■ What you should do
Search the data below for the word "this" and copy each line that holds it.

■ Provided records

• • • • •

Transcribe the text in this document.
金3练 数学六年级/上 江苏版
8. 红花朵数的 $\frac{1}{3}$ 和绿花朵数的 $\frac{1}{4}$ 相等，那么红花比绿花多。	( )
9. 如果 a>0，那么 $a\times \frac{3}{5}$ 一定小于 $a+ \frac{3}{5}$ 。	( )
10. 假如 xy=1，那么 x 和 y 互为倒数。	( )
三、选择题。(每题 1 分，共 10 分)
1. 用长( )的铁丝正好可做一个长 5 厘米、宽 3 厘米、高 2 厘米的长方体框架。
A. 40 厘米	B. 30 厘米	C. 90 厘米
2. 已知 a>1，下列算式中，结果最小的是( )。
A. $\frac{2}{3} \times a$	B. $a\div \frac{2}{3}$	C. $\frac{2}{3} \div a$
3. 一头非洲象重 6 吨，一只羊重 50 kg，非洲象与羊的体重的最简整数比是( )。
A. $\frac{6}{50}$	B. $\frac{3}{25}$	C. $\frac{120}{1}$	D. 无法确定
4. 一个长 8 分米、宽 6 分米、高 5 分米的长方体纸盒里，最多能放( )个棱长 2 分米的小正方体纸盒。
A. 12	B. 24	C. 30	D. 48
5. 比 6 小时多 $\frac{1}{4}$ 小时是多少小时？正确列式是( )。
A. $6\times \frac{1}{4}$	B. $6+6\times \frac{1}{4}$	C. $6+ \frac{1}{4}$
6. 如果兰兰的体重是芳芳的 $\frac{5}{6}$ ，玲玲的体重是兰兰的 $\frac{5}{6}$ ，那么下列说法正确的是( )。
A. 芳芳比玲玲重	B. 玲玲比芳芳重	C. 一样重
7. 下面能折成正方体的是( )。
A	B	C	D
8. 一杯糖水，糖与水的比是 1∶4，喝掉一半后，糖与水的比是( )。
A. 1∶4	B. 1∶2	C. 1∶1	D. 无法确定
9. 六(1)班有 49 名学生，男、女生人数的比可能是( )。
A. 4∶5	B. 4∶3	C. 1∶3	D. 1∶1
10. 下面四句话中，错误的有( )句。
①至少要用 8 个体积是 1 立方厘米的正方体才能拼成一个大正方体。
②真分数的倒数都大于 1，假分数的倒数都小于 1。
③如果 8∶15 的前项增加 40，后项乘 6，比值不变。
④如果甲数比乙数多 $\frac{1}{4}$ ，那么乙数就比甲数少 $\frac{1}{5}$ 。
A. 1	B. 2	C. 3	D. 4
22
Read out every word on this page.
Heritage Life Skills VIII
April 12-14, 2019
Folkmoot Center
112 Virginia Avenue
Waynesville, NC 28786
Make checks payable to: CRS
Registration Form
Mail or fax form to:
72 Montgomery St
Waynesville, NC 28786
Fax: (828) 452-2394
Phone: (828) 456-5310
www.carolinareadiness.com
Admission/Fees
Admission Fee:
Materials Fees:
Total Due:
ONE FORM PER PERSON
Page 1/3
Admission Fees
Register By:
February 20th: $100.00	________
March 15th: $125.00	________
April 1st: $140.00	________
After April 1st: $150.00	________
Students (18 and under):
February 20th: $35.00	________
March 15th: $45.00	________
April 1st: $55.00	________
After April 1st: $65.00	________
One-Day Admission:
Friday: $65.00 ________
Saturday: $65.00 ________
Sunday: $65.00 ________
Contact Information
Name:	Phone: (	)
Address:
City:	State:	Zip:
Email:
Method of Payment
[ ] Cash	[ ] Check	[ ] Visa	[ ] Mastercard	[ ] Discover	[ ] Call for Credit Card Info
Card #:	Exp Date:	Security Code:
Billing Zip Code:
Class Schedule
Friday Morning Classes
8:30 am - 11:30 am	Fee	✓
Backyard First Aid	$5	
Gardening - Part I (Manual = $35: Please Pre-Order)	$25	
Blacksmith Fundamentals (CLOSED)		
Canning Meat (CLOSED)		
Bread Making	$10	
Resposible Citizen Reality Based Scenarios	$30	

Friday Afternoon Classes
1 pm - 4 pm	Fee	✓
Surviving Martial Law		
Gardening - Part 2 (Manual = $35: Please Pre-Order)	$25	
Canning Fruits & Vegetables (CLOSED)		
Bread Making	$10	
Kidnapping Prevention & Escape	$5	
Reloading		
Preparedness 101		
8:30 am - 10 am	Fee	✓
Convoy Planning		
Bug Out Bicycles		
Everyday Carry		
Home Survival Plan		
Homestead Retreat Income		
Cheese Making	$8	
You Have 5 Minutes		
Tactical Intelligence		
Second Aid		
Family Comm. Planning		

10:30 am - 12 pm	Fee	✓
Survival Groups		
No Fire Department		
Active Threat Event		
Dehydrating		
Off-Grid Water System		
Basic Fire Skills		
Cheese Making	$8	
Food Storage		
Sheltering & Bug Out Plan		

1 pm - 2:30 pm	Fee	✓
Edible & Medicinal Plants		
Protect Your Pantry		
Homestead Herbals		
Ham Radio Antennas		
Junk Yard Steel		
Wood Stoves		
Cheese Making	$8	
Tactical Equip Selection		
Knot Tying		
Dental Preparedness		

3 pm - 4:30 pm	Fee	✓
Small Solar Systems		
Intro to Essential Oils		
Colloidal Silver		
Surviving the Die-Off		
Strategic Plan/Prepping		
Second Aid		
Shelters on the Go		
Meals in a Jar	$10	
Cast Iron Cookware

• • • • •

■ Response below
Transcribe the text in this document.
Read out every word on this page.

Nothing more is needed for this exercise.